## Begin DATA PROVIDED

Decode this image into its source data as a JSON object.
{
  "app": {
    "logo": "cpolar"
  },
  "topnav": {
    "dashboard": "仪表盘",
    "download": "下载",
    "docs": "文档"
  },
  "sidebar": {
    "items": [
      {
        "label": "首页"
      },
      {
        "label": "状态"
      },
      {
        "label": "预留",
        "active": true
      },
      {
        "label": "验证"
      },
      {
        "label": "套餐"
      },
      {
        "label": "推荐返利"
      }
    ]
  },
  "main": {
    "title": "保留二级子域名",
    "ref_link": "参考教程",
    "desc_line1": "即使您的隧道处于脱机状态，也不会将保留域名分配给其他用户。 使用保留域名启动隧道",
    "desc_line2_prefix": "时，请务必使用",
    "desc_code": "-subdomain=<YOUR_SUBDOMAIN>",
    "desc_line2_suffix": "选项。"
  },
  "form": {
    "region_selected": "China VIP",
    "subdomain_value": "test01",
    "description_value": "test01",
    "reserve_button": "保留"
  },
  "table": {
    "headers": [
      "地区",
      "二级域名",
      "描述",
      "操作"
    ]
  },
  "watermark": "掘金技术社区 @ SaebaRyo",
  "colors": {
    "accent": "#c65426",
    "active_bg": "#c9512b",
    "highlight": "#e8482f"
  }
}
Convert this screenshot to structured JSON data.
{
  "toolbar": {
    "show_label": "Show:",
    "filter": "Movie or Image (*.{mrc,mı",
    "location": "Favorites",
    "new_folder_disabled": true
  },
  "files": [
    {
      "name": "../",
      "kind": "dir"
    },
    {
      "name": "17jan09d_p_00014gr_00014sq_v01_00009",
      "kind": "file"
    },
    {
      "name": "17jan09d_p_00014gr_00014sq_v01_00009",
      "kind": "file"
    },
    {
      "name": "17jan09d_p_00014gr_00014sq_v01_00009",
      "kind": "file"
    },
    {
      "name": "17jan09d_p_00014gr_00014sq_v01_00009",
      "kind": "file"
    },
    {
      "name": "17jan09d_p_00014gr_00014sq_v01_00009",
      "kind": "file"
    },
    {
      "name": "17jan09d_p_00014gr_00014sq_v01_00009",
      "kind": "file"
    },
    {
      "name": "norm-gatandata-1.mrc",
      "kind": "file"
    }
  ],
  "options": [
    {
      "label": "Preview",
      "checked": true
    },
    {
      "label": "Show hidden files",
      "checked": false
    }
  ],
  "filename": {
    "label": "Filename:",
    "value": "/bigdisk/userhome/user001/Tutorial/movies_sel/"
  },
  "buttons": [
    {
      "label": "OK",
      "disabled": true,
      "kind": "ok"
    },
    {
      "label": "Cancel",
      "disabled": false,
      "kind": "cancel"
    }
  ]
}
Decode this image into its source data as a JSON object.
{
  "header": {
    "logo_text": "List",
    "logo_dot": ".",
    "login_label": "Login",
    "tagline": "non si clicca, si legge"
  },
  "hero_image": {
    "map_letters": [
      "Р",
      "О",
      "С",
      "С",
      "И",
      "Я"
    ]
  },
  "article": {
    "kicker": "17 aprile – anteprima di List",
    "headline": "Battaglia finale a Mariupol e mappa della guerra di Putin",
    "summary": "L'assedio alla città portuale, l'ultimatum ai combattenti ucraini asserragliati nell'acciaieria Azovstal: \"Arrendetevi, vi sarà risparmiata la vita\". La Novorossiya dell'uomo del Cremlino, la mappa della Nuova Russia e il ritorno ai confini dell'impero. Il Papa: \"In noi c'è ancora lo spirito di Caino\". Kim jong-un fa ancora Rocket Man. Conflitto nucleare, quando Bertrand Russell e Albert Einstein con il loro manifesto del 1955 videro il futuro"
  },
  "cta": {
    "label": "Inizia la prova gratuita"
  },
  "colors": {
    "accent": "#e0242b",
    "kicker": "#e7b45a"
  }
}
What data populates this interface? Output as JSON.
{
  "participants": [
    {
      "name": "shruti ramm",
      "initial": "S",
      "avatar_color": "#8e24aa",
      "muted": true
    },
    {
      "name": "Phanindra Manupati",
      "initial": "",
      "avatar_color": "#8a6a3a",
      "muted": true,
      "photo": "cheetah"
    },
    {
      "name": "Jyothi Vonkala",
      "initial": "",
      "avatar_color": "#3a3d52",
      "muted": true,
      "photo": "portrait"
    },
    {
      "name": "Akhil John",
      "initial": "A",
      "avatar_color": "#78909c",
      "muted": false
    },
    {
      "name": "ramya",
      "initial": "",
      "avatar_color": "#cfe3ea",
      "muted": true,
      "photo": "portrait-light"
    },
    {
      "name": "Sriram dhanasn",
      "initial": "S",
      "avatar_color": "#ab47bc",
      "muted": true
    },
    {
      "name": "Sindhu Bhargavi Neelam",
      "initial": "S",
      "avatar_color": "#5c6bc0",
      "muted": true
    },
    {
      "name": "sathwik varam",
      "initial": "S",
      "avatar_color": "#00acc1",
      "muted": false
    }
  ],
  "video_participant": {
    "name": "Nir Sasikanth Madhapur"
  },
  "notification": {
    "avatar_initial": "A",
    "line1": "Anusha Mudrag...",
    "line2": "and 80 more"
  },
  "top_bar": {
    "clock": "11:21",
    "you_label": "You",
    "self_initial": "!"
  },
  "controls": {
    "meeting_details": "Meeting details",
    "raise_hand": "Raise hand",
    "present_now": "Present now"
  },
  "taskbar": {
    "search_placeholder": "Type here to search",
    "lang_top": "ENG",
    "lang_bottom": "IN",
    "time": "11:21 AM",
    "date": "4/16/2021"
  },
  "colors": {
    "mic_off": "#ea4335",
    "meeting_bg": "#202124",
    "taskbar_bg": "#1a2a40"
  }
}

## End DATA PROVIDED

#### YOUR OBJECTIVE:
Repeat every entry exactly, please.

#### COMPLETED EXERCISE:
Decode this image into its source data as a JSON object.
{
  "app": {
    "logo": "cpolar"
  },
  "topnav": {
    "dashboard": "仪表盘",
    "download": "下载",
    "docs": "文档"
  },
  "sidebar": {
    "items": [
      {
        "label": "首页"
      },
      {
        "label": "状态"
      },
      {
        "label": "预留",
        "active": true
      },
      {
        "label": "验证"
      },
      {
        "label": "套餐"
      },
      {
        "label": "推荐返利"
      }
    ]
  },
  "main": {
    "title": "保留二级子域名",
    "ref_link": "参考教程",
    "desc_line1": "即使您的隧道处于脱机状态，也不会将保留域名分配给其他用户。 使用保留域名启动隧道",
    "desc_line2_prefix": "时，请务必使用",
    "desc_code": "-subdomain=<YOUR_SUBDOMAIN>",
    "desc_line2_suffix": "选项。"
  },
  "form": {
    "region_selected": "China VIP",
    "subdomain_value": "test01",
    "description_value": "test01",
    "reserve_button": "保留"
  },
  "table": {
    "headers": [
      "地区",
      "二级域名",
      "描述",
      "操作"
    ]
  },
  "watermark": "掘金技术社区 @ SaebaRyo",
  "colors": {
    "accent": "#c65426",
    "active_bg": "#c9512b",
    "highlight": "#e8482f"
  }
}
Convert this screenshot to structured JSON data.
{
  "toolbar": {
    "show_label": "Show:",
    "filter": "Movie or Image (*.{mrc,mı",
    "location": "Favorites",
    "new_folder_disabled": true
  },
  "files": [
    {
      "name": "../",
      "kind": "dir"
    },
    {
      "name": "17jan09d_p_00014gr_00014sq_v01_00009",
      "kind": "file"
    },
    {
      "name": "17jan09d_p_00014gr_00014sq_v01_00009",
      "kind": "file"
    },
    {
      "name": "17jan09d_p_00014gr_00014sq_v01_00009",
      "kind": "file"
    },
    {
      "name": "17jan09d_p_00014gr_00014sq_v01_00009",
      "kind": "file"
    },
    {
      "name": "17jan09d_p_00014gr_00014sq_v01_00009",
      "kind": "file"
    },
    {
      "name": "17jan09d_p_00014gr_00014sq_v01_00009",
      "kind": "file"
    },
    {
      "name": "norm-gatandata-1.mrc",
      "kind": "file"
    }
  ],
  "options": [
    {
      "label": "Preview",
      "checked": true
    },
    {
      "label": "Show hidden files",
      "checked": false
    }
  ],
  "filename": {
    "label": "Filename:",
    "value": "/bigdisk/userhome/user001/Tutorial/movies_sel/"
  },
  "buttons": [
    {
      "label": "OK",
      "disabled": true,
      "kind": "ok"
    },
    {
      "label": "Cancel",
      "disabled": false,
      "kind": "cancel"
    }
  ]
}
Decode this image into its source data as a JSON object.
{
  "header": {
    "logo_text": "List",
    "logo_dot": ".",
    "login_label": "Login",
    "tagline": "non si clicca, si legge"
  },
  "hero_image": {
    "map_letters": [
      "Р",
      "О",
      "С",
      "С",
      "И",
      "Я"
    ]
  },
  "article": {
    "kicker": "17 aprile – anteprima di List",
    "headline": "Battaglia finale a Mariupol e mappa della guerra di Putin",
    "summary": "L'assedio alla città portuale, l'ultimatum ai combattenti ucraini asserragliati nell'acciaieria Azovstal: \"Arrendetevi, vi sarà risparmiata la vita\". La Novorossiya dell'uomo del Cremlino, la mappa della Nuova Russia e il ritorno ai confini dell'impero. Il Papa: \"In noi c'è ancora lo spirito di Caino\". Kim jong-un fa ancora Rocket Man. Conflitto nucleare, quando Bertrand Russell e Albert Einstein con il loro manifesto del 1955 videro il futuro"
  },
  "cta": {
    "label": "Inizia la prova gratuita"
  },
  "colors": {
    "accent": "#e0242b",
    "kicker": "#e7b45a"
  }
}
What data populates this interface? Output as JSON.
{
  "participants": [
    {
      "name": "shruti ramm",
      "initial": "S",
      "avatar_color": "#8e24aa",
      "muted": true
    },
    {
      "name": "Phanindra Manupati",
      "initial": "",
      "avatar_color": "#8a6a3a",
      "muted": true,
      "photo": "cheetah"
    },
    {
      "name": "Jyothi Vonkala",
      "initial": "",
      "avatar_color": "#3a3d52",
      "muted": true,
      "photo": "portrait"
    },
    {
      "name": "Akhil John",
      "initial": "A",
      "avatar_color": "#78909c",
      "muted": false
    },
    {
      "name": "ramya",
      "initial": "",
      "avatar_color": "#cfe3ea",
      "muted": true,
      "photo": "portrait-light"
    },
    {
      "name": "Sriram dhanasn",
      "initial": "S",
      "avatar_color": "#ab47bc",
      "muted": true
    },
    {
      "name": "Sindhu Bhargavi Neelam",
      "initial": "S",
      "avatar_color": "#5c6bc0",
      "muted": true
    },
    {
      "name": "sathwik varam",
      "initial": "S",
      "avatar_color": "#00acc1",
      "muted": false
    }
  ],
  "video_participant": {
    "name": "Nir Sasikanth Madhapur"
  },
  "notification": {
    "avatar_initial": "A",
    "line1": "Anusha Mudrag...",
    "line2": "and 80 more"
  },
  "top_bar": {
    "clock": "11:21",
    "you_label": "You",
    "self_initial": "!"
  },
  "controls": {
    "meeting_details": "Meeting details",
    "raise_hand": "Raise hand",
    "present_now": "Present now"
  },
  "taskbar": {
    "search_placeholder": "Type here to search",
    "lang_top": "ENG",
    "lang_bottom": "IN",
    "time": "11:21 AM",
    "date": "4/16/2021"
  },
  "colors": {
    "mic_off": "#ea4335",
    "meeting_bg": "#202124",
    "taskbar_bg": "#1a2a40"
  }
}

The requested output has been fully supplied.